◆ Problem description: Retype all material exactly. Pictures stay out of the copy.

★ ★ ★ ★ ★

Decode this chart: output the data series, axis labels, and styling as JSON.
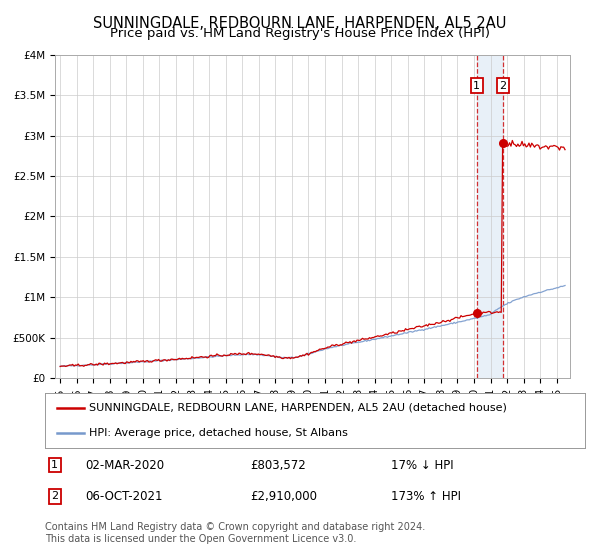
{
  "title": "SUNNINGDALE, REDBOURN LANE, HARPENDEN, AL5 2AU",
  "subtitle": "Price paid vs. HM Land Registry's House Price Index (HPI)",
  "ylim": [
    0,
    4000000
  ],
  "yticks": [
    0,
    500000,
    1000000,
    1500000,
    2000000,
    2500000,
    3000000,
    3500000,
    4000000
  ],
  "ytick_labels": [
    "£0",
    "£500K",
    "£1M",
    "£1.5M",
    "£2M",
    "£2.5M",
    "£3M",
    "£3.5M",
    "£4M"
  ],
  "year_start": 1995,
  "year_end": 2025,
  "sale1_price": 803572,
  "sale1_year": 2020.17,
  "sale2_price": 2910000,
  "sale2_year": 2021.76,
  "red_line_color": "#cc0000",
  "blue_line_color": "#7799cc",
  "highlight_color": "#e8f0f8",
  "vline_color": "#cc0000",
  "grid_color": "#cccccc",
  "background_color": "#ffffff",
  "legend1_label": "SUNNINGDALE, REDBOURN LANE, HARPENDEN, AL5 2AU (detached house)",
  "legend2_label": "HPI: Average price, detached house, St Albans",
  "note1_label": "1",
  "note1_date": "02-MAR-2020",
  "note1_price": "£803,572",
  "note1_hpi": "17% ↓ HPI",
  "note2_label": "2",
  "note2_date": "06-OCT-2021",
  "note2_price": "£2,910,000",
  "note2_hpi": "173% ↑ HPI",
  "footer": "Contains HM Land Registry data © Crown copyright and database right 2024.\nThis data is licensed under the Open Government Licence v3.0.",
  "title_fontsize": 10.5,
  "subtitle_fontsize": 9.5,
  "tick_fontsize": 7.5,
  "legend_fontsize": 8,
  "note_fontsize": 8.5,
  "footer_fontsize": 7
}
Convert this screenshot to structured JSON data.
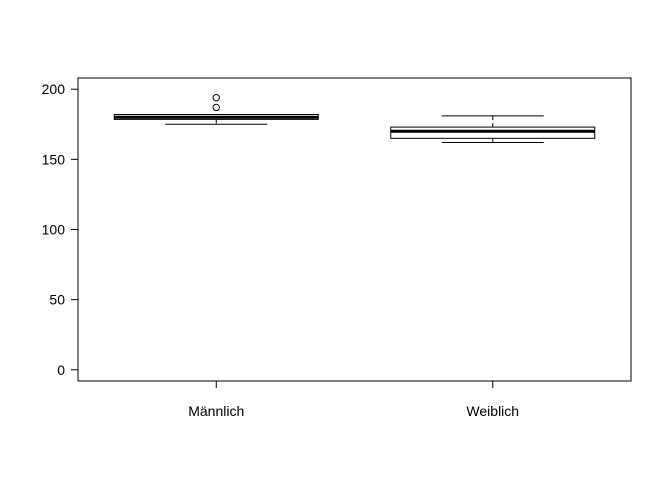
{
  "chart_data": {
    "type": "box",
    "categories": [
      "Männlich",
      "Weiblich"
    ],
    "series": [
      {
        "stats": [
          {
            "whisker_low": 175,
            "q1": 178.5,
            "median": 180,
            "q3": 182,
            "whisker_high": 182,
            "outliers": [
              187,
              194
            ]
          },
          {
            "whisker_low": 162,
            "q1": 165,
            "median": 170,
            "q3": 173,
            "whisker_high": 181,
            "outliers": []
          }
        ]
      }
    ],
    "title": "",
    "xlabel": "",
    "ylabel": "",
    "ylim": [
      -8,
      208
    ],
    "yticks": [
      0,
      50,
      100,
      150,
      200
    ],
    "ytick_labels": [
      "0",
      "50",
      "100",
      "150",
      "200"
    ],
    "grid": false,
    "color": "#000000"
  }
}
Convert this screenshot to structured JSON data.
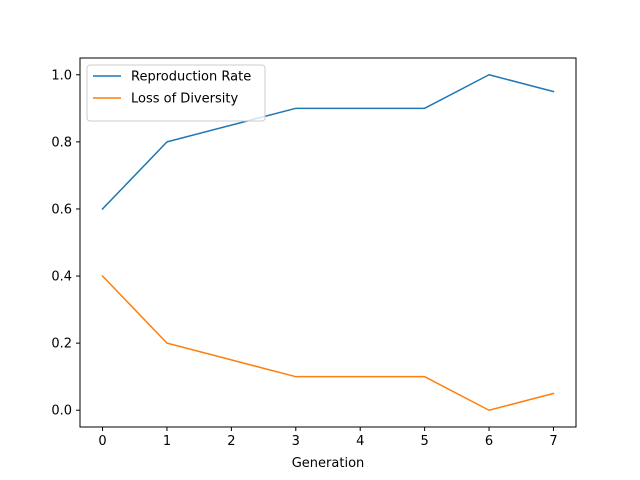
{
  "chart_data": {
    "type": "line",
    "title": "",
    "xlabel": "Generation",
    "ylabel": "",
    "x": [
      0,
      1,
      2,
      3,
      4,
      5,
      6,
      7
    ],
    "xlim": [
      -0.35,
      7.35
    ],
    "ylim": [
      -0.05,
      1.05
    ],
    "xticks": [
      "0",
      "1",
      "2",
      "3",
      "4",
      "5",
      "6",
      "7"
    ],
    "yticks": [
      "0.0",
      "0.2",
      "0.4",
      "0.6",
      "0.8",
      "1.0"
    ],
    "grid": false,
    "legend_position": "upper-left",
    "series": [
      {
        "name": "Reproduction Rate",
        "color": "#1f77b4",
        "values": [
          0.6,
          0.8,
          0.85,
          0.9,
          0.9,
          0.9,
          1.0,
          0.95
        ]
      },
      {
        "name": "Loss of Diversity",
        "color": "#ff7f0e",
        "values": [
          0.4,
          0.2,
          0.15,
          0.1,
          0.1,
          0.1,
          0.0,
          0.05
        ]
      }
    ]
  }
}
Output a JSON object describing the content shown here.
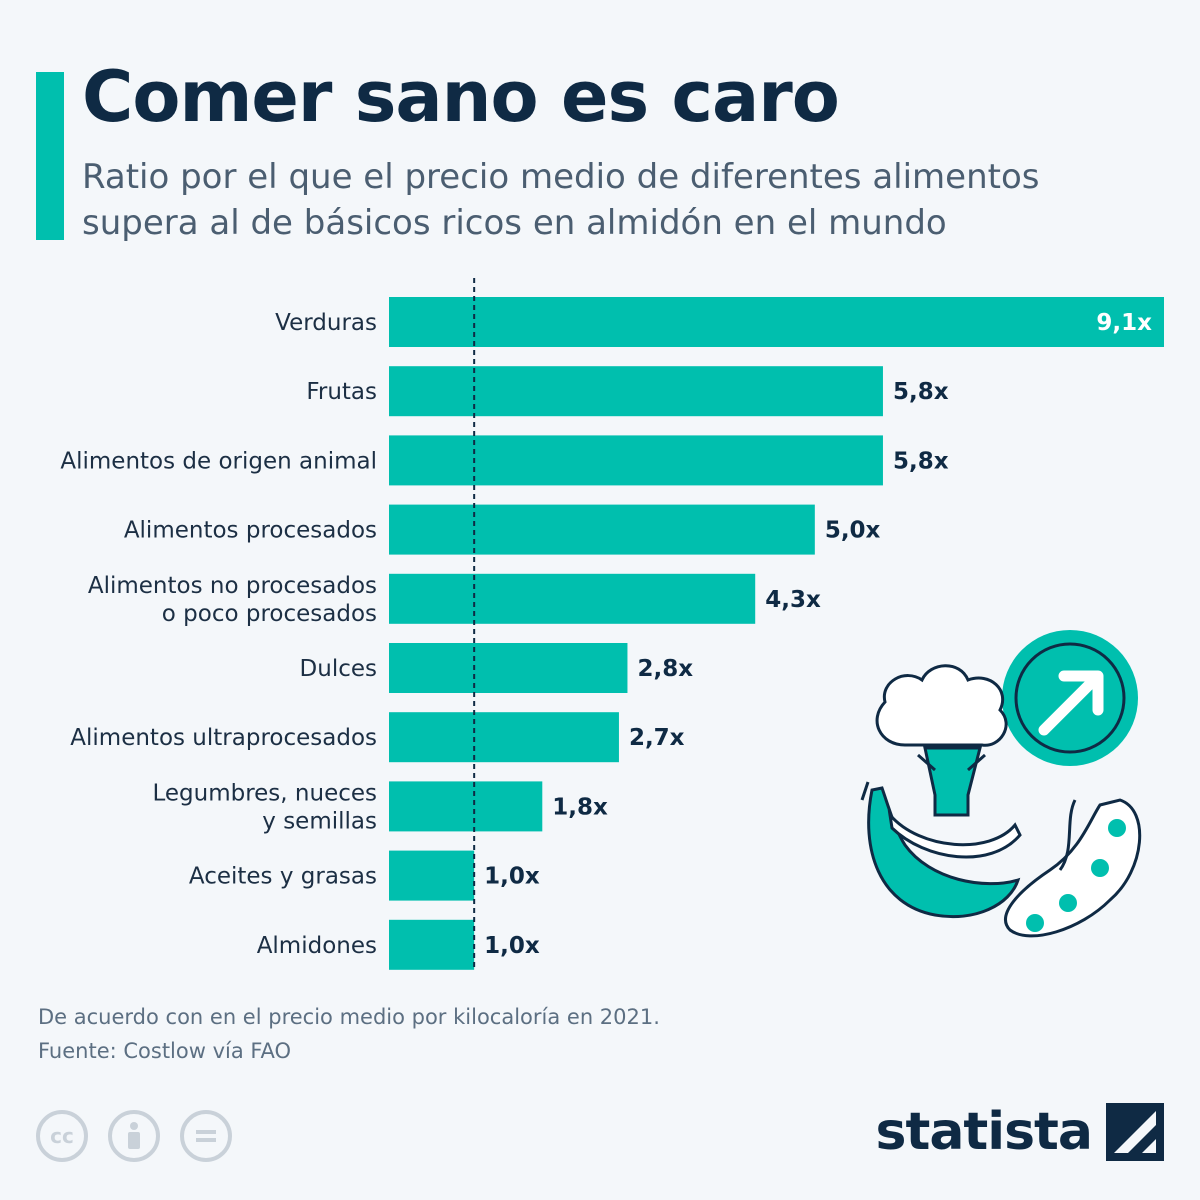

★ ★ ★ ★ ★

◆ Result of the task:
Decode this chart: output the data series, axis labels, and styling as JSON.
{
  "title": "SUNNINGDALE, REDBOURN LANE, HARPENDEN, AL5 2AU",
  "subtitle": "Price paid vs. HM Land Registry's House Price Index (HPI)",
  "ylim": [
    0,
    4000000
  ],
  "yticks": [
    0,
    500000,
    1000000,
    1500000,
    2000000,
    2500000,
    3000000,
    3500000,
    4000000
  ],
  "ytick_labels": [
    "£0",
    "£500K",
    "£1M",
    "£1.5M",
    "£2M",
    "£2.5M",
    "£3M",
    "£3.5M",
    "£4M"
  ],
  "year_start": 1995,
  "year_end": 2025,
  "sale1_price": 803572,
  "sale1_year": 2020.17,
  "sale2_price": 2910000,
  "sale2_year": 2021.76,
  "red_line_color": "#cc0000",
  "blue_line_color": "#7799cc",
  "highlight_color": "#e8f0f8",
  "vline_color": "#cc0000",
  "grid_color": "#cccccc",
  "background_color": "#ffffff",
  "legend1_label": "SUNNINGDALE, REDBOURN LANE, HARPENDEN, AL5 2AU (detached house)",
  "legend2_label": "HPI: Average price, detached house, St Albans",
  "note1_label": "1",
  "note1_date": "02-MAR-2020",
  "note1_price": "£803,572",
  "note1_hpi": "17% ↓ HPI",
  "note2_label": "2",
  "note2_date": "06-OCT-2021",
  "note2_price": "£2,910,000",
  "note2_hpi": "173% ↑ HPI",
  "footer": "Contains HM Land Registry data © Crown copyright and database right 2024.\nThis data is licensed under the Open Government Licence v3.0.",
  "title_fontsize": 10.5,
  "subtitle_fontsize": 9.5,
  "tick_fontsize": 7.5,
  "legend_fontsize": 8,
  "note_fontsize": 8.5,
  "footer_fontsize": 7
}
Convert this screenshot to structured JSON data.
{
  "chart_data": {
    "type": "box",
    "categories": [
      "Männlich",
      "Weiblich"
    ],
    "series": [
      {
        "stats": [
          {
            "whisker_low": 175,
            "q1": 178.5,
            "median": 180,
            "q3": 182,
            "whisker_high": 182,
            "outliers": [
              187,
              194
            ]
          },
          {
            "whisker_low": 162,
            "q1": 165,
            "median": 170,
            "q3": 173,
            "whisker_high": 181,
            "outliers": []
          }
        ]
      }
    ],
    "title": "",
    "xlabel": "",
    "ylabel": "",
    "ylim": [
      -8,
      208
    ],
    "yticks": [
      0,
      50,
      100,
      150,
      200
    ],
    "ytick_labels": [
      "0",
      "50",
      "100",
      "150",
      "200"
    ],
    "grid": false,
    "color": "#000000"
  }
}
Convert this screenshot to structured JSON data.
{
  "chart_data": {
    "type": "line",
    "title": "",
    "xlabel": "Generation",
    "ylabel": "",
    "x": [
      0,
      1,
      2,
      3,
      4,
      5,
      6,
      7
    ],
    "xlim": [
      -0.35,
      7.35
    ],
    "ylim": [
      -0.05,
      1.05
    ],
    "xticks": [
      "0",
      "1",
      "2",
      "3",
      "4",
      "5",
      "6",
      "7"
    ],
    "yticks": [
      "0.0",
      "0.2",
      "0.4",
      "0.6",
      "0.8",
      "1.0"
    ],
    "grid": false,
    "legend_position": "upper-left",
    "series": [
      {
        "name": "Reproduction Rate",
        "color": "#1f77b4",
        "values": [
          0.6,
          0.8,
          0.85,
          0.9,
          0.9,
          0.9,
          1.0,
          0.95
        ]
      },
      {
        "name": "Loss of Diversity",
        "color": "#ff7f0e",
        "values": [
          0.4,
          0.2,
          0.15,
          0.1,
          0.1,
          0.1,
          0.0,
          0.05
        ]
      }
    ]
  }
}
Output a JSON object describing the content shown here.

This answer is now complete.